Task material.
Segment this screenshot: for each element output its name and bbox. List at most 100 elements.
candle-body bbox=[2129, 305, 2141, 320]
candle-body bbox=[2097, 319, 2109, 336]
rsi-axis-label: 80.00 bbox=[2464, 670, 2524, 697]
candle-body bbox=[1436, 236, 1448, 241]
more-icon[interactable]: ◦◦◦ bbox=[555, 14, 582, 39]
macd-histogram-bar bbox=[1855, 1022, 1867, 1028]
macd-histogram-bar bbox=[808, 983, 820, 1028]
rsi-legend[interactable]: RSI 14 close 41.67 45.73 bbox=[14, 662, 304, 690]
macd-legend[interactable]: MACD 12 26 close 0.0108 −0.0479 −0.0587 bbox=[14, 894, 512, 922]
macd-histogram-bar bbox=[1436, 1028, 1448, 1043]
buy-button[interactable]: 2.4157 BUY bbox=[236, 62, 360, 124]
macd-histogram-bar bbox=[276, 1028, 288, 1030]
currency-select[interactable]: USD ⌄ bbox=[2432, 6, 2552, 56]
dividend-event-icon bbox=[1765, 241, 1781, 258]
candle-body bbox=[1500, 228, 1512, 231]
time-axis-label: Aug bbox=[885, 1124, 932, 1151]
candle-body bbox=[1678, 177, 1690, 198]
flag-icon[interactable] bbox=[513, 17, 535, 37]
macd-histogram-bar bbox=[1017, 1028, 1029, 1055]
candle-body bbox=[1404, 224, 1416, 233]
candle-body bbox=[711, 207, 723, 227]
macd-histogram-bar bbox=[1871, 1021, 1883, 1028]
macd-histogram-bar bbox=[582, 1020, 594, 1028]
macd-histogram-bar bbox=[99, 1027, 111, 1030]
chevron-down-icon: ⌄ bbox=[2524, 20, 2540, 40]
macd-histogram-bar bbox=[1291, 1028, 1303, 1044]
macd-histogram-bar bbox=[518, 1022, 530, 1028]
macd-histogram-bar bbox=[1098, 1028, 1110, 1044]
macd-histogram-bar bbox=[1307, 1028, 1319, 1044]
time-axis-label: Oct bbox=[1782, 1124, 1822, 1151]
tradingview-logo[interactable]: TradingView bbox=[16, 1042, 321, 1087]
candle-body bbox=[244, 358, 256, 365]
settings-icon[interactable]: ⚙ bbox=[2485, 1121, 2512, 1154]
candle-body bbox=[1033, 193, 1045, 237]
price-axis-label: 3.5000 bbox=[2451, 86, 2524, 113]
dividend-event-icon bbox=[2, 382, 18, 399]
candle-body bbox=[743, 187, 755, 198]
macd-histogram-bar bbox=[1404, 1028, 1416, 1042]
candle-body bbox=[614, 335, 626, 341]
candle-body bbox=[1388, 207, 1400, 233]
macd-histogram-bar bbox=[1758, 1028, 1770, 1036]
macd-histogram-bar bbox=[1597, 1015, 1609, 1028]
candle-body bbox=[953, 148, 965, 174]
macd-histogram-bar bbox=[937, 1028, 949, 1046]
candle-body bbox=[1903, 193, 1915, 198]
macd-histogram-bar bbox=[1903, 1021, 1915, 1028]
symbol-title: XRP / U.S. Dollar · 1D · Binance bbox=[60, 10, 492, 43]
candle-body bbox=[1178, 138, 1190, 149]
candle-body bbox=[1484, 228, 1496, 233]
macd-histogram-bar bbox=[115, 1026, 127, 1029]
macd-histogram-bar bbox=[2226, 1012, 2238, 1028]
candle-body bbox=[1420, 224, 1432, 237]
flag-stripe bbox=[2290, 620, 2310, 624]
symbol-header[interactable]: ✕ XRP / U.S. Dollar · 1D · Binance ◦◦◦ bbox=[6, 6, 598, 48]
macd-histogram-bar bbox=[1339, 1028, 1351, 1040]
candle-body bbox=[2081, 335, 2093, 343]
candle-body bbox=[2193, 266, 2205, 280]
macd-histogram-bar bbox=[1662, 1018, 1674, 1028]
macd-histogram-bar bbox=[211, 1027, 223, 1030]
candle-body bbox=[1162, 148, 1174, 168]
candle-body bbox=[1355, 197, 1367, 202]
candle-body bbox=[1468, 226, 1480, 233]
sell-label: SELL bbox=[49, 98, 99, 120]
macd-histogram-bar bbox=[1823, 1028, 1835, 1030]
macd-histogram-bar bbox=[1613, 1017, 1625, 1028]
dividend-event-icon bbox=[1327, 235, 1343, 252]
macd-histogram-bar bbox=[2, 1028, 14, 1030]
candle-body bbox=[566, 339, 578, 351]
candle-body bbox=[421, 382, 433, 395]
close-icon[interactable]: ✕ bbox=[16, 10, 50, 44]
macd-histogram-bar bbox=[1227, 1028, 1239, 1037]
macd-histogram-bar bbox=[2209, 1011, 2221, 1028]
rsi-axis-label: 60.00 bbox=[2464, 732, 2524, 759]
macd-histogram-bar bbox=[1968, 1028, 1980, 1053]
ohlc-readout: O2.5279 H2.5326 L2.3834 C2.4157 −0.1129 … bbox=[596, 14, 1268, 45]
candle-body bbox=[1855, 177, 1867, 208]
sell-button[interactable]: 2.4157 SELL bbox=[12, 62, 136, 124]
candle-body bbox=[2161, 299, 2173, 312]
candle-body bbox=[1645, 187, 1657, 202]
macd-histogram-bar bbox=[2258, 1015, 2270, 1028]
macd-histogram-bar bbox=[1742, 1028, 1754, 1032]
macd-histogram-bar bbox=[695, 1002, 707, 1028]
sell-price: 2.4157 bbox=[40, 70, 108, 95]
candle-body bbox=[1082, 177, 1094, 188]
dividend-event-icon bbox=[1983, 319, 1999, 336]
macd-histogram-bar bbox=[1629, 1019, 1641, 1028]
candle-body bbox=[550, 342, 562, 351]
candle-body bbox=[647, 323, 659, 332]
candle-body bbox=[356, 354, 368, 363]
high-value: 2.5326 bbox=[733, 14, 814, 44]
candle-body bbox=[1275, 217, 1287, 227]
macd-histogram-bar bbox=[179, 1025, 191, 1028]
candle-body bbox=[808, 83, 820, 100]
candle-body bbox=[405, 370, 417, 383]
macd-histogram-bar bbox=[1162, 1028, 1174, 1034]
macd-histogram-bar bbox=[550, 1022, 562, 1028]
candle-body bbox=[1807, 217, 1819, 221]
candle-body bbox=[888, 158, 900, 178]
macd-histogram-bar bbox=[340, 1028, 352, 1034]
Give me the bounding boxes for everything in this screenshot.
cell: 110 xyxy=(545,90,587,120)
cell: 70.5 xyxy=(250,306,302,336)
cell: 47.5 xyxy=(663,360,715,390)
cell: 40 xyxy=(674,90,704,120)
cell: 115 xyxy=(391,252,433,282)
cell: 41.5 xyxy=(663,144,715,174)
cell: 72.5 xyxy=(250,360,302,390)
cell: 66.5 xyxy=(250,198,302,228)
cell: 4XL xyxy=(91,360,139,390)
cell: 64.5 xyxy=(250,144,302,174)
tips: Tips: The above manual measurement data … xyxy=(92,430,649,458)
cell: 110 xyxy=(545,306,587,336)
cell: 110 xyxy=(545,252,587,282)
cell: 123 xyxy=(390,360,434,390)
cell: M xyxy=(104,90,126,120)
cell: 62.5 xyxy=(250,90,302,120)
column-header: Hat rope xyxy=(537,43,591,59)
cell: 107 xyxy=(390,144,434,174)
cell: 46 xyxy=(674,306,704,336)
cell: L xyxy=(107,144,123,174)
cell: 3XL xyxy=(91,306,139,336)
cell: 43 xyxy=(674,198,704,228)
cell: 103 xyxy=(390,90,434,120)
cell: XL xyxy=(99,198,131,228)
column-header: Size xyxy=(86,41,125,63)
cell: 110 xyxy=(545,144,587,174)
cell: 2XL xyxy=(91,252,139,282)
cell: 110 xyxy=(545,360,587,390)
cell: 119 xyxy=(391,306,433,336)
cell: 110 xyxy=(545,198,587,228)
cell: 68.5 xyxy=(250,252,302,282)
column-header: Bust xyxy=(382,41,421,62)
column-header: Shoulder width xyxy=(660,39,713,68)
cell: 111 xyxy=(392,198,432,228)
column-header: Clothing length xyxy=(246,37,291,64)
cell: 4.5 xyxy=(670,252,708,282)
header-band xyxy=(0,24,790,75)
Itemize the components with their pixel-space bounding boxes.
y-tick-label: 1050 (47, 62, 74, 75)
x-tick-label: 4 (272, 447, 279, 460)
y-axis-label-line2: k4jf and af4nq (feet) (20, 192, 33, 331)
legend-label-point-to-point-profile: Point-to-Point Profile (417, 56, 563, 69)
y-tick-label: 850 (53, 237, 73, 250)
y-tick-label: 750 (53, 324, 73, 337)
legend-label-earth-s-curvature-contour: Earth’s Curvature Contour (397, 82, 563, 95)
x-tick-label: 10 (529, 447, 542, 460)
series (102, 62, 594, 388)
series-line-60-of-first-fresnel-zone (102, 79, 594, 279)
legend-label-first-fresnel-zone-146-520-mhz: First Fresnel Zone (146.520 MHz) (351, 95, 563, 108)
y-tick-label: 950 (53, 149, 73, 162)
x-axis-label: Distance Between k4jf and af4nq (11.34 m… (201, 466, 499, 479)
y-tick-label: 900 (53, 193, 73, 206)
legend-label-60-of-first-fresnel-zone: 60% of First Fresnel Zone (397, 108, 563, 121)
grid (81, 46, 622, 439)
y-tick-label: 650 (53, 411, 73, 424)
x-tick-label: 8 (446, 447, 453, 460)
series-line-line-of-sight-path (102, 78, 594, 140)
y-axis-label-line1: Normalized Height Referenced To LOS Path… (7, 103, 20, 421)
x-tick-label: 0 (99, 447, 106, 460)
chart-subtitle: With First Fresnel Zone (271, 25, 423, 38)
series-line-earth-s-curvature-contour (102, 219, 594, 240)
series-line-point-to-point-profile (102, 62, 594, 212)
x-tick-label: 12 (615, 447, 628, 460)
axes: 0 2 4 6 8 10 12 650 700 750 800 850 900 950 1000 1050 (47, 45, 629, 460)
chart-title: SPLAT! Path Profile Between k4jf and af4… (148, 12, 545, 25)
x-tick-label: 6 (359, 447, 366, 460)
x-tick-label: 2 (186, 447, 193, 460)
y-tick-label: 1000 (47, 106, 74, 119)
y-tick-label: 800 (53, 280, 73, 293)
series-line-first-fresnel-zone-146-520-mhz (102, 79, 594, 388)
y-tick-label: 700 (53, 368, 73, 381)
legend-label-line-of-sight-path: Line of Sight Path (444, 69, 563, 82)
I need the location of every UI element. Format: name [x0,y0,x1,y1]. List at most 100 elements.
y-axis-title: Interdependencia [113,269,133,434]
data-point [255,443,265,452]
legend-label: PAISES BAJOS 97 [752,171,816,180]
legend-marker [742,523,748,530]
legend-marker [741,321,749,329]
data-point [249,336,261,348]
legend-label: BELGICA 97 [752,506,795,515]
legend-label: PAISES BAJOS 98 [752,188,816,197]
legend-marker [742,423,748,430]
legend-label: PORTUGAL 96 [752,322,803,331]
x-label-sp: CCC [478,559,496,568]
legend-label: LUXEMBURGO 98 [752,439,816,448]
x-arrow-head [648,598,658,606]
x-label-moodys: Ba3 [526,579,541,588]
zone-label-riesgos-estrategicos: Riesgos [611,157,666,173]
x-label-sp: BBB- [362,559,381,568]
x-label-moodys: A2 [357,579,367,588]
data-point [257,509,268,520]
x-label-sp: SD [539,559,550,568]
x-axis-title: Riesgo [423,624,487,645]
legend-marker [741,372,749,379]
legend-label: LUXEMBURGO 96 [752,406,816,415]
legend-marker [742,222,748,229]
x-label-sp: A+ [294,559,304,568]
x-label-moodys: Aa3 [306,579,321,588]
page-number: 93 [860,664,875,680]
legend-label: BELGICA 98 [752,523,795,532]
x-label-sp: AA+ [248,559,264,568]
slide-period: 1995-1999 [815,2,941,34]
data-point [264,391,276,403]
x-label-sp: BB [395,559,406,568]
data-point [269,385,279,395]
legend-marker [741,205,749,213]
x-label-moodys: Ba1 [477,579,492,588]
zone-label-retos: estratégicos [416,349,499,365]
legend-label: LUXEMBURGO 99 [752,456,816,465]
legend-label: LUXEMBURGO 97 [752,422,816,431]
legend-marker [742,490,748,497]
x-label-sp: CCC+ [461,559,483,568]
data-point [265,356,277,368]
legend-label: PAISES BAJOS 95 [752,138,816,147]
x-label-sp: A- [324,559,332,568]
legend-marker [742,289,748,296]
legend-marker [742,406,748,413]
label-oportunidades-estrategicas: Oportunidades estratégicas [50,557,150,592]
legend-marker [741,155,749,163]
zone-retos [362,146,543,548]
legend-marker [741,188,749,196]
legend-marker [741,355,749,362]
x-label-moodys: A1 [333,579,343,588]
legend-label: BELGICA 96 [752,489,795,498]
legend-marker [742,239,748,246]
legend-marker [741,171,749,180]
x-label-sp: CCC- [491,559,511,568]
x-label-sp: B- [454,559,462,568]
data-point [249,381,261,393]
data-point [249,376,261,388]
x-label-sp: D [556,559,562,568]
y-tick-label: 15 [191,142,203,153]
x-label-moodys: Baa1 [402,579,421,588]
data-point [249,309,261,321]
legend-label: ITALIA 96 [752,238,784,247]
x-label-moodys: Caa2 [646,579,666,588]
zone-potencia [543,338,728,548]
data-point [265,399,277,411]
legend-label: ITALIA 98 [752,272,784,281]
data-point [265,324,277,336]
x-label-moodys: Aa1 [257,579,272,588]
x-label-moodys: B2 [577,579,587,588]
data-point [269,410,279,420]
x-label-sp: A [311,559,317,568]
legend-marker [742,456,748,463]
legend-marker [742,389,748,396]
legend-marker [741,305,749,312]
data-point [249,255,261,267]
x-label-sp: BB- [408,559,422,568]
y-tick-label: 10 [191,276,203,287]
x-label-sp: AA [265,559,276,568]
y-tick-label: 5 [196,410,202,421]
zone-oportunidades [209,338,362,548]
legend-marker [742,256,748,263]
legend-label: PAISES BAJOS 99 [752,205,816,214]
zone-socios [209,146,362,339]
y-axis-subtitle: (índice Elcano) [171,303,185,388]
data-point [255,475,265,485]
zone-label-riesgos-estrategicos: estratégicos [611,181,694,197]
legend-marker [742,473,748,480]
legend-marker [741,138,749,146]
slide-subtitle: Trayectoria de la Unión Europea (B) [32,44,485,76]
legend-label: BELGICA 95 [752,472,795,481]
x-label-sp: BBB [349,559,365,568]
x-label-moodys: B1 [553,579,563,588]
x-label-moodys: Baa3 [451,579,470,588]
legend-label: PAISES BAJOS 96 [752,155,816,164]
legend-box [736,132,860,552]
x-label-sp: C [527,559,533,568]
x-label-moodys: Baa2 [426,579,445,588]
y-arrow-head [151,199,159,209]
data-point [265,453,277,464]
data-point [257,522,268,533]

Prompt. Print the data from the start through the line that contains "macd-histogram-bar bbox=[582, 1020, 594, 1028]", inclusive, reproducing each line exactly.

Output.
Segment this screenshot: for each element output its name and bbox. List at most 100 elements.
candle-body bbox=[2129, 305, 2141, 320]
candle-body bbox=[2097, 319, 2109, 336]
rsi-axis-label: 80.00 bbox=[2464, 670, 2524, 697]
candle-body bbox=[1436, 236, 1448, 241]
more-icon[interactable]: ◦◦◦ bbox=[555, 14, 582, 39]
macd-histogram-bar bbox=[1855, 1022, 1867, 1028]
macd-histogram-bar bbox=[808, 983, 820, 1028]
rsi-legend[interactable]: RSI 14 close 41.67 45.73 bbox=[14, 662, 304, 690]
macd-legend[interactable]: MACD 12 26 close 0.0108 −0.0479 −0.0587 bbox=[14, 894, 512, 922]
macd-histogram-bar bbox=[1436, 1028, 1448, 1043]
buy-button[interactable]: 2.4157 BUY bbox=[236, 62, 360, 124]
macd-histogram-bar bbox=[276, 1028, 288, 1030]
currency-select[interactable]: USD ⌄ bbox=[2432, 6, 2552, 56]
dividend-event-icon bbox=[1765, 241, 1781, 258]
candle-body bbox=[1500, 228, 1512, 231]
time-axis-label: Aug bbox=[885, 1124, 932, 1151]
candle-body bbox=[1678, 177, 1690, 198]
flag-icon[interactable] bbox=[513, 17, 535, 37]
macd-histogram-bar bbox=[1017, 1028, 1029, 1055]
candle-body bbox=[1404, 224, 1416, 233]
candle-body bbox=[711, 207, 723, 227]
macd-histogram-bar bbox=[1871, 1021, 1883, 1028]
macd-histogram-bar bbox=[582, 1020, 594, 1028]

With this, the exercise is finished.